** start of EXERCISE MATERIAL **

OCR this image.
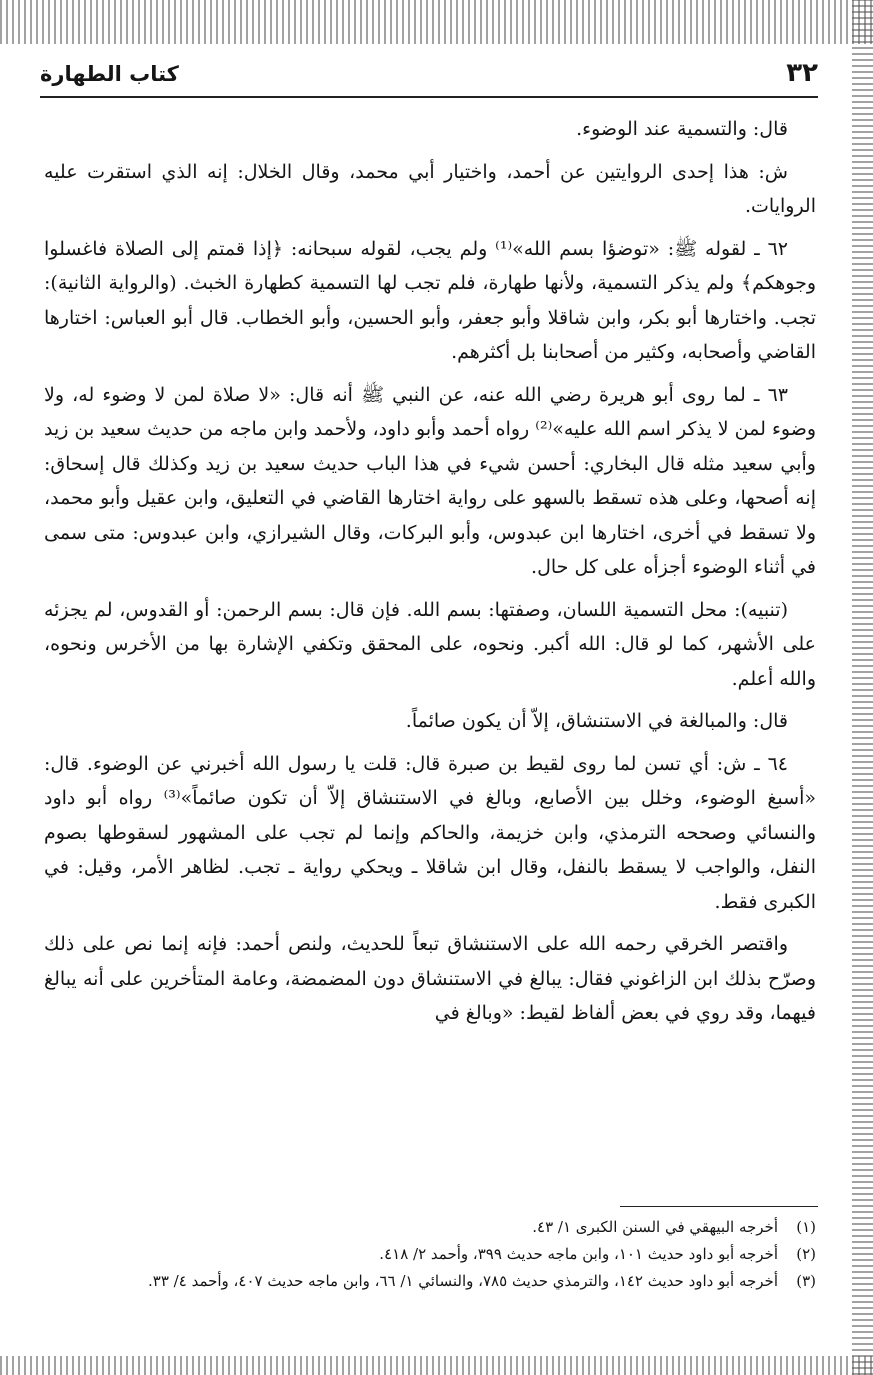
٣٢
كتاب الطهارة

قال: والتسمية عند الوضوء.

ش: هذا إحدى الروايتين عن أحمد، واختيار أبي محمد، وقال الخلال: إنه الذي استقرت عليه الروايات.

٦٢ ـ لقوله ﷺ: «توضؤا بسم الله»⁽¹⁾ ولم يجب، لقوله سبحانه: ﴿إذا قمتم إلى الصلاة فاغسلوا وجوهكم﴾ ولم يذكر التسمية، ولأنها طهارة، فلم تجب لها التسمية كطهارة الخبث. (والرواية الثانية): تجب. واختارها أبو بكر، وابن شاقلا وأبو جعفر، وأبو الحسين، وأبو الخطاب. قال أبو العباس: اختارها القاضي وأصحابه، وكثير من أصحابنا بل أكثرهم.

٦٣ ـ لما روى أبو هريرة رضي الله عنه، عن النبي ﷺ أنه قال: «لا صلاة لمن لا وضوء له، ولا وضوء لمن لا يذكر اسم الله عليه»⁽²⁾ رواه أحمد وأبو داود، ولأحمد وابن ماجه من حديث سعيد بن زيد وأبي سعيد مثله قال البخاري: أحسن شيء في هذا الباب حديث سعيد بن زيد وكذلك قال إسحاق: إنه أصحها، وعلى هذه تسقط بالسهو على رواية اختارها القاضي في التعليق، وابن عقيل وأبو محمد، ولا تسقط في أخرى، اختارها ابن عبدوس، وأبو البركات، وقال الشيرازي، وابن عبدوس: متى سمى في أثناء الوضوء أجزأه على كل حال.

(تنبيه): محل التسمية اللسان، وصفتها: بسم الله. فإن قال: بسم الرحمن: أو القدوس، لم يجزئه على الأشهر، كما لو قال: الله أكبر. ونحوه، على المحقق وتكفي الإشارة بها من الأخرس ونحوه، والله أعلم.

قال: والمبالغة في الاستنشاق، إلاّ أن يكون صائماً.

٦٤ ـ ش: أي تسن لما روى لقيط بن صبرة قال: قلت يا رسول الله أخبرني عن الوضوء. قال: «أسبغ الوضوء، وخلل بين الأصابع، وبالغ في الاستنشاق إلاّ أن تكون صائماً»⁽³⁾ رواه أبو داود والنسائي وصححه الترمذي، وابن خزيمة، والحاكم وإنما لم تجب على المشهور لسقوطها بصوم النفل، والواجب لا يسقط بالنفل، وقال ابن شاقلا ـ ويحكي رواية ـ تجب. لظاهر الأمر، وقيل: في الكبرى فقط.

واقتصر الخرقي رحمه الله على الاستنشاق تبعاً للحديث، ولنص أحمد: فإنه إنما نص على ذلك وصرّح بذلك ابن الزاغوني فقال: يبالغ في الاستنشاق دون المضمضة، وعامة المتأخرين على أنه يبالغ فيهما، وقد روي في بعض ألفاظ لقيط: «وبالغ في

(١)
أخرجه البيهقي في السنن الكبرى ١/ ٤٣.
(٢)
أخرجه أبو داود حديث ١٠١، وابن ماجه حديث ٣٩٩، وأحمد ٢/ ٤١٨.
(٣)
أخرجه أبو داود حديث ١٤٢، والترمذي حديث ٧٨٥، والنسائي ١/ ٦٦، وابن ماجه حديث ٤٠٧، وأحمد ٤/ ٣٣.
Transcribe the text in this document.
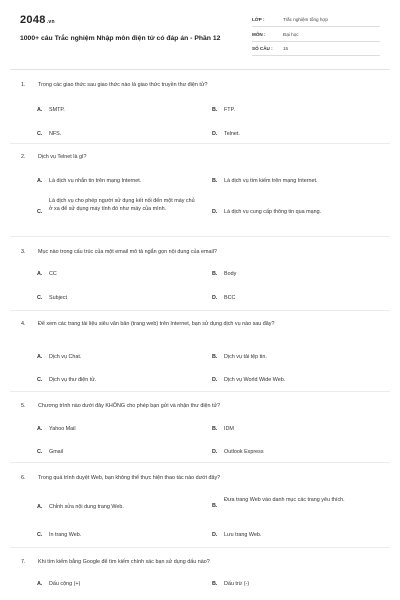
2048.vn
1000+ câu Trắc nghiệm Nhập môn điện tử có đáp án - Phần 12
LỚP :	Trắc nghiệm tổng hợp
MÔN :	Đại học
SỐ CÂU : 15
1. Trong các giao thức sau giao thức nào là giao thức truyền thư điện tử?
A. SMTP.	B. FTP.
C. NFS.	D. Telnet.
2. Dịch vụ Telnet là gì?
A. Là dịch vụ nhắn tin trên mạng Internet.	B. Là dịch vụ tìm kiếm trên mạng Internet.
C.
Là dịch vụ cho phép người sử dụng kết nối đến một máy chủ ở xa để sử dụng máy tính đó như máy của mình.	D. Là dịch vụ cung cấp thông tin qua mạng.
3. Mục nào trong cấu trúc của một email mô tả ngắn gọn nội dung của email?
A. CC	B. Body
C. Subject	D. BCC
4. Để xem các trang tài liệu siêu văn bản (trang web) trên Internet, bạn sử dụng dịch vụ nào sau đây?
A. Dịch vụ Chat.	B. Dịch vụ tải tệp tin.
C. Dịch vụ thư điện tử.	D. Dịch vụ World Wide Web.
5. Chương trình nào dưới đây KHÔNG cho phép bạn gửi và nhận thư điện tử?
A. Yahoo Mail	B. IDM
C. Gmail	D. Outlook Express
6. Trong quá trình duyệt Web, bạn không thể thực hiện thao tác nào dưới đây?
A. Chỉnh sửa nội dung trang Web.	B.
Đưa trang Web vào danh mục các trang yêu thích.
C. In trang Web.	D. Lưu trang Web.
7. Khi tìm kiếm bằng Google để tìm kiếm chính xác bạn sử dụng dấu nào?
A. Dấu cộng (+)	B. Dấu trừ (-)
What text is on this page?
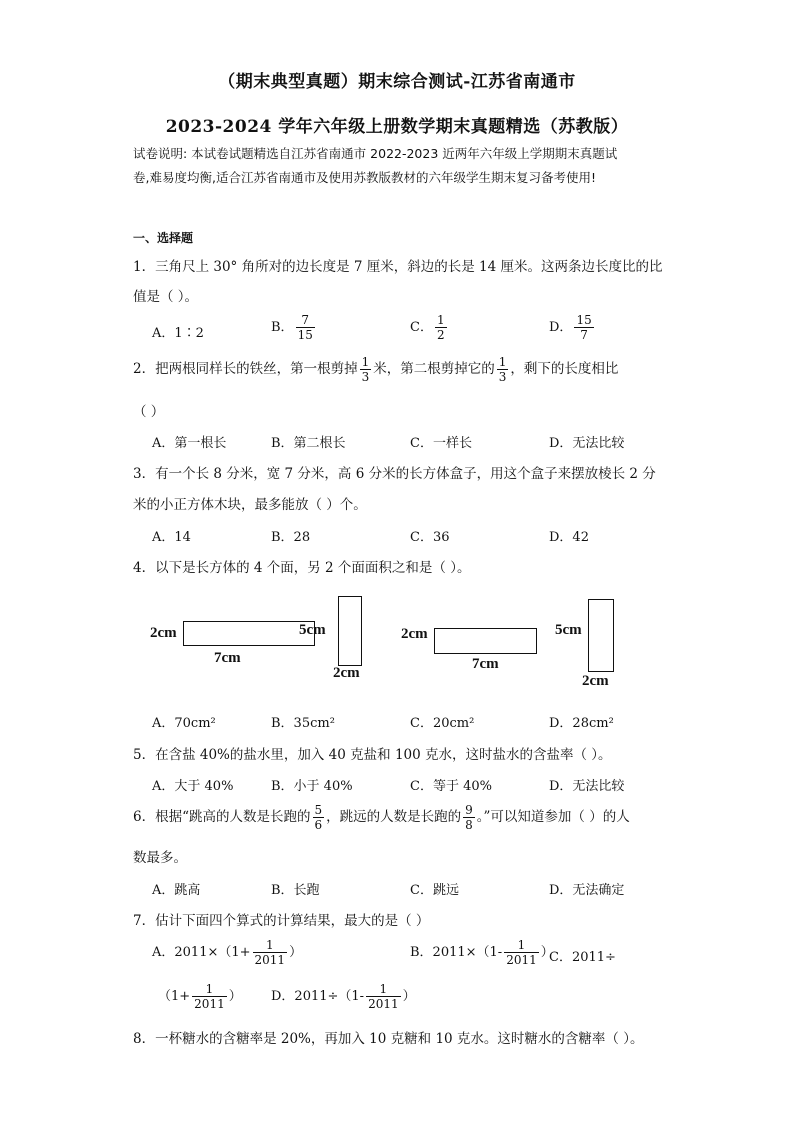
（期末典型真题）期末综合测试-江苏省南通市
2023-2024 学年六年级上册数学期末真题精选（苏教版）
试卷说明: 本试卷试题精选自江苏省南通市 2022-2023 近两年六年级上学期期末真题试
卷,难易度均衡,适合江苏省南通市及使用苏教版教材的六年级学生期末复习备考使用!
一、选择题
1．三角尺上 30° 角所对的边长度是 7 厘米，斜边的长是 14 厘米。这两条边长度比的比
值是（ ）。
A．1∶2	B． $\frac{7}{15}$	C． $\frac{1}{2}$	D． $\frac{15}{7}$
2．把两根同样长的铁丝，第一根剪掉 $\frac{1}{3}$ 米，第二根剪掉它的 $\frac{1}{3}$ ，剩下的长度相比
（ ）
A．第一根长	B．第二根长	C．一样长	D．无法比较
3．有一个长 8 分米，宽 7 分米，高 6 分米的长方体盒子，用这个盒子来摆放棱长 2 分
米的小正方体木块，最多能放（ ）个。
A．14	B．28	C．36	D．42
4．以下是长方体的 4 个面，另 2 个面面积之和是（ ）。
2cm
7cm
5cm
2cm
2cm
7cm
5cm
2cm
A．70cm²	B．35cm²	C．20cm²	D．28cm²
5．在含盐 40%的盐水里，加入 40 克盐和 100 克水，这时盐水的含盐率（ ）。
A．大于 40%	B．小于 40%	C．等于 40%	D．无法比较
6．根据“跳高的人数是长跑的 $\frac{5}{6}$ ，跳远的人数是长跑的 $\frac{9}{8}$ 。”可以知道参加（ ）的人
数最多。
A．跳高	B．长跑	C．跳远	D．无法确定
7．估计下面四个算式的计算结果，最大的是（ ）
A．$2011\times(1+ \frac{1}{2011}$ ）	B．$2011\times(1- \frac{1}{2011}$ ）
C．2011÷
（$1+ \frac{1}{2011}$ ） D．$2011\div(1- \frac{1}{2011}$ ）
8．一杯糖水的含糖率是 20%，再加入 10 克糖和 10 克水。这时糖水的含糖率（ ）。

** end of EXERCISE MATERIAL **

SET PROBLEM: Using the listing above, pull out all lines that hold the word "Internet".

TASK RESULT:
A. Là dịch vụ nhắn tin trên mạng Internet.	B. Là dịch vụ tìm kiếm trên mạng Internet.
4. Để xem các trang tài liệu siêu văn bản (trang web) trên Internet, bạn sử dụng dịch vụ nào sau đây?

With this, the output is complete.